To be done: Could you print every line of the records below word for word, leaving out the pictures?

Dataset:
====================

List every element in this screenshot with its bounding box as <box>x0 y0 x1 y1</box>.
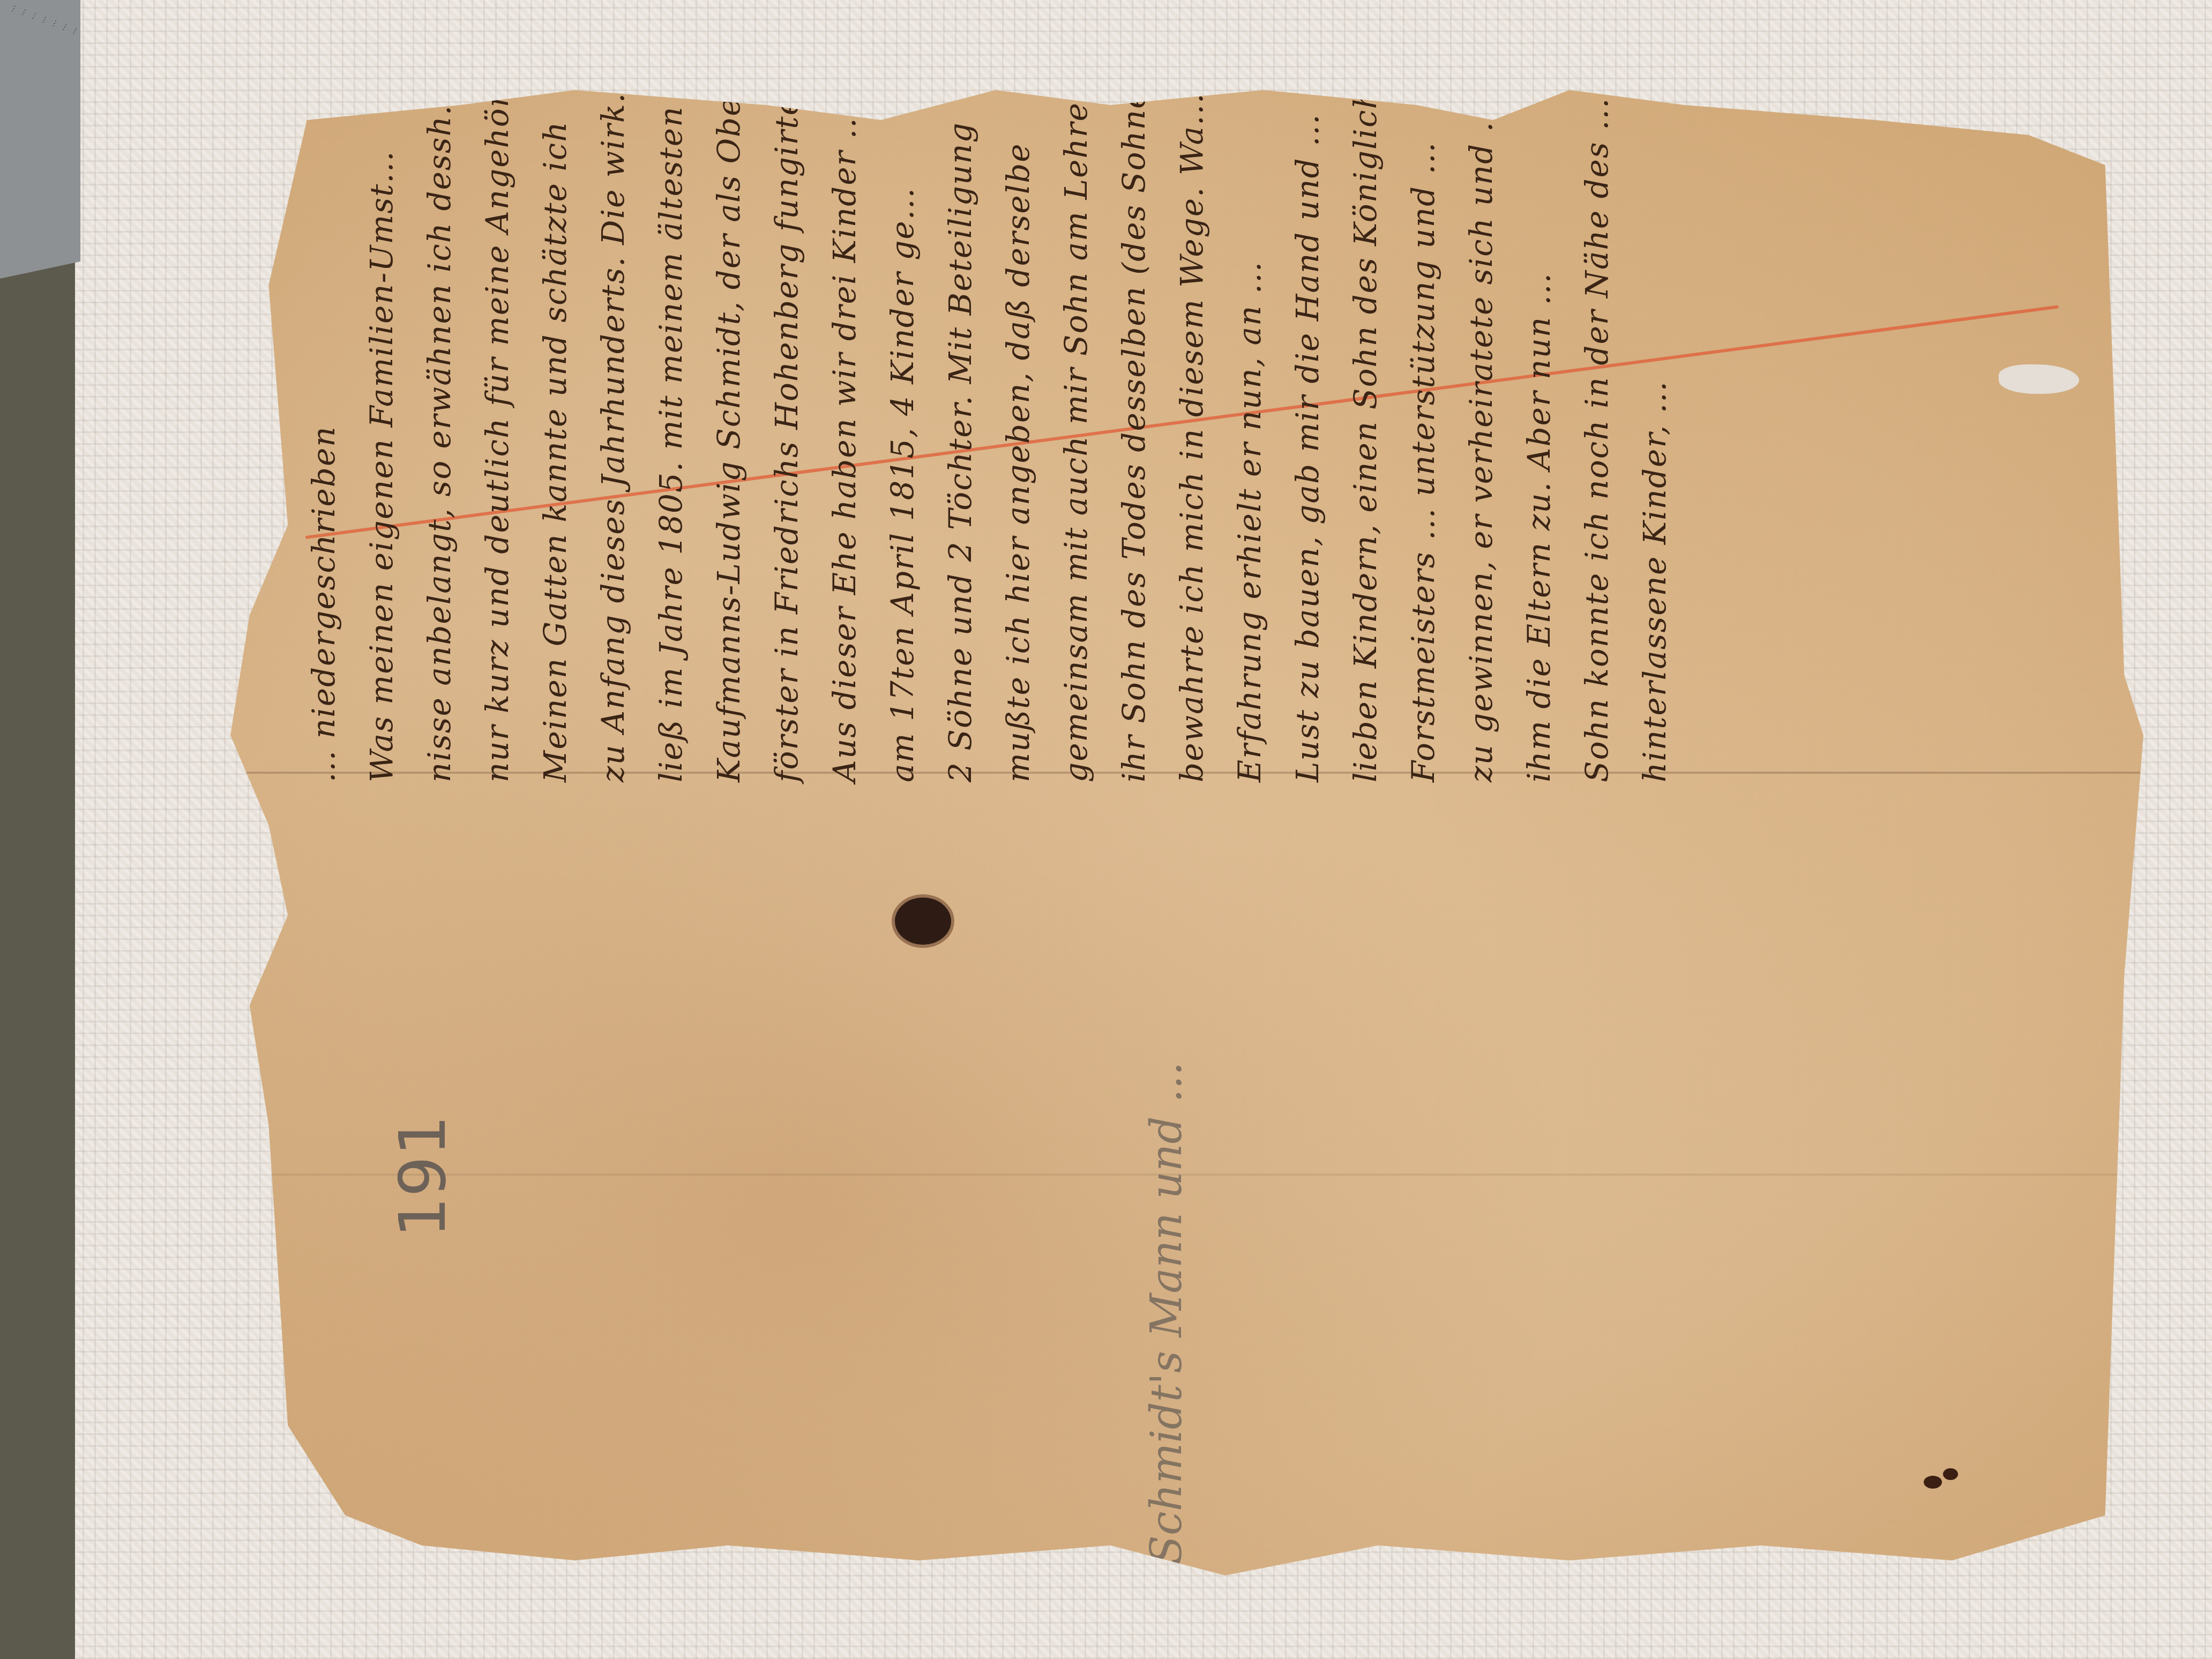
ink-blot <box>895 898 951 945</box>
manuscript-line: hinterlassene Kinder, ... <box>1626 107 1684 782</box>
ink-spots <box>1924 1468 1961 1490</box>
paper-hole <box>1999 364 2079 394</box>
manuscript-line: ihr Sohn des Todes desselben (des Sohnes… <box>1105 107 1163 782</box>
manuscript-line: Was meinen eigenen Familien-Umst... <box>353 107 410 782</box>
manuscript-line: Meinen Gatten kannte und schätzte ich <box>526 107 584 782</box>
manuscript-line: mußte ich hier angeben, daß derselbe <box>989 107 1047 782</box>
manuscript-sheet: ... niedergeschrieben Was meinen eigenen… <box>230 75 2143 1575</box>
manuscript-line: nisse anbelangt, so erwähnen ich dessh..… <box>410 107 468 782</box>
manuscript-line: Forstmeisters ... unterstützung und ... <box>1394 107 1452 782</box>
manuscript-line: Erfahrung erhielt er nun, an ... <box>1221 107 1279 782</box>
pencil-number-annotation: 191 <box>386 1115 460 1238</box>
manuscript-line: gemeinsam mit auch mir Sohn am Lehre... <box>1047 107 1105 782</box>
handwritten-text: ... niedergeschrieben Was meinen eigenen… <box>295 107 2063 782</box>
manuscript-line: am 17ten April 1815, 4 Kinder ge... <box>873 107 931 782</box>
manuscript-line: zu gewinnen, er verheiratete sich und ..… <box>1452 107 1510 782</box>
pencil-note-annotation: Schmidt's Mann und ... <box>1141 1062 1191 1565</box>
manuscript-line: 2 Söhne und 2 Töchter. Mit Beteiligung <box>931 107 989 782</box>
printed-text: ... ... ... ... ... ... ... ... ... <box>5 0 80 43</box>
manuscript-line: ... niedergeschrieben <box>295 107 353 782</box>
manuscript-line: Sohn konnte ich noch in der Nähe des ... <box>1568 107 1626 782</box>
manuscript-line: ließ im Jahre 1805. mit meinem ältesten <box>642 107 700 782</box>
manuscript-line: Kaufmanns-Ludwig Schmidt, der als Ober- <box>700 107 758 782</box>
manuscript-line: nur kurz und deutlich für meine Angehöri… <box>468 107 526 782</box>
manuscript-line: zu Anfang dieses Jahrhunderts. Die wirk.… <box>584 107 642 782</box>
manuscript-line: lieben Kindern, einen Sohn des Königlich… <box>1336 107 1394 782</box>
manuscript-line: bewahrte ich mich in diesem Wege. Wa... <box>1163 107 1221 782</box>
manuscript-line: förster in Friedrichs Hohenberg fungirte <box>758 107 816 782</box>
manuscript-line: ihm die Eltern zu. Aber nun ... <box>1510 107 1568 782</box>
printed-page-corner: ... ... ... ... ... ... ... ... ... <box>0 0 80 279</box>
manuscript-line: Aus dieser Ehe haben wir drei Kinder ... <box>816 107 873 782</box>
manuscript-line: Lust zu bauen, gab mir die Hand und ... <box>1279 107 1336 782</box>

====================

Result:
List every element in this screenshot with its bounding box as <box>x0 y0 x1 y1</box>.
ink-blot <box>895 898 951 945</box>
manuscript-line: hinterlassene Kinder, ... <box>1626 107 1684 782</box>
ink-spots <box>1924 1468 1961 1490</box>
paper-hole <box>1999 364 2079 394</box>
manuscript-line: ihr Sohn des Todes desselben (des Sohnes… <box>1105 107 1163 782</box>
manuscript-line: Was meinen eigenen Familien-Umst... <box>353 107 410 782</box>
manuscript-line: Meinen Gatten kannte und schätzte ich <box>526 107 584 782</box>
manuscript-line: mußte ich hier angeben, daß derselbe <box>989 107 1047 782</box>
manuscript-sheet: ... niedergeschrieben Was meinen eigenen… <box>230 75 2143 1575</box>
manuscript-line: nisse anbelangt, so erwähnen ich dessh..… <box>410 107 468 782</box>
manuscript-line: Forstmeisters ... unterstützung und ... <box>1394 107 1452 782</box>
manuscript-line: Erfahrung erhielt er nun, an ... <box>1221 107 1279 782</box>
pencil-number-annotation: 191 <box>386 1115 460 1238</box>
manuscript-line: gemeinsam mit auch mir Sohn am Lehre... <box>1047 107 1105 782</box>
handwritten-text: ... niedergeschrieben Was meinen eigenen… <box>295 107 2063 782</box>
manuscript-line: am 17ten April 1815, 4 Kinder ge... <box>873 107 931 782</box>
manuscript-line: zu gewinnen, er verheiratete sich und ..… <box>1452 107 1510 782</box>
pencil-note-annotation: Schmidt's Mann und ... <box>1141 1062 1191 1565</box>
manuscript-line: 2 Söhne und 2 Töchter. Mit Beteiligung <box>931 107 989 782</box>
printed-text: ... ... ... ... ... ... ... ... ... <box>5 0 80 43</box>
manuscript-line: ... niedergeschrieben <box>295 107 353 782</box>
manuscript-line: Sohn konnte ich noch in der Nähe des ... <box>1568 107 1626 782</box>
manuscript-line: ließ im Jahre 1805. mit meinem ältesten <box>642 107 700 782</box>
manuscript-line: Kaufmanns-Ludwig Schmidt, der als Ober- <box>700 107 758 782</box>
manuscript-line: nur kurz und deutlich für meine Angehöri… <box>468 107 526 782</box>
manuscript-line: zu Anfang dieses Jahrhunderts. Die wirk.… <box>584 107 642 782</box>
manuscript-line: lieben Kindern, einen Sohn des Königlich… <box>1336 107 1394 782</box>
manuscript-line: bewahrte ich mich in diesem Wege. Wa... <box>1163 107 1221 782</box>
manuscript-line: förster in Friedrichs Hohenberg fungirte <box>758 107 816 782</box>
manuscript-line: ihm die Eltern zu. Aber nun ... <box>1510 107 1568 782</box>
printed-page-corner: ... ... ... ... ... ... ... ... ... <box>0 0 80 279</box>
manuscript-line: Aus dieser Ehe haben wir drei Kinder ... <box>816 107 873 782</box>
manuscript-line: Lust zu bauen, gab mir die Hand und ... <box>1279 107 1336 782</box>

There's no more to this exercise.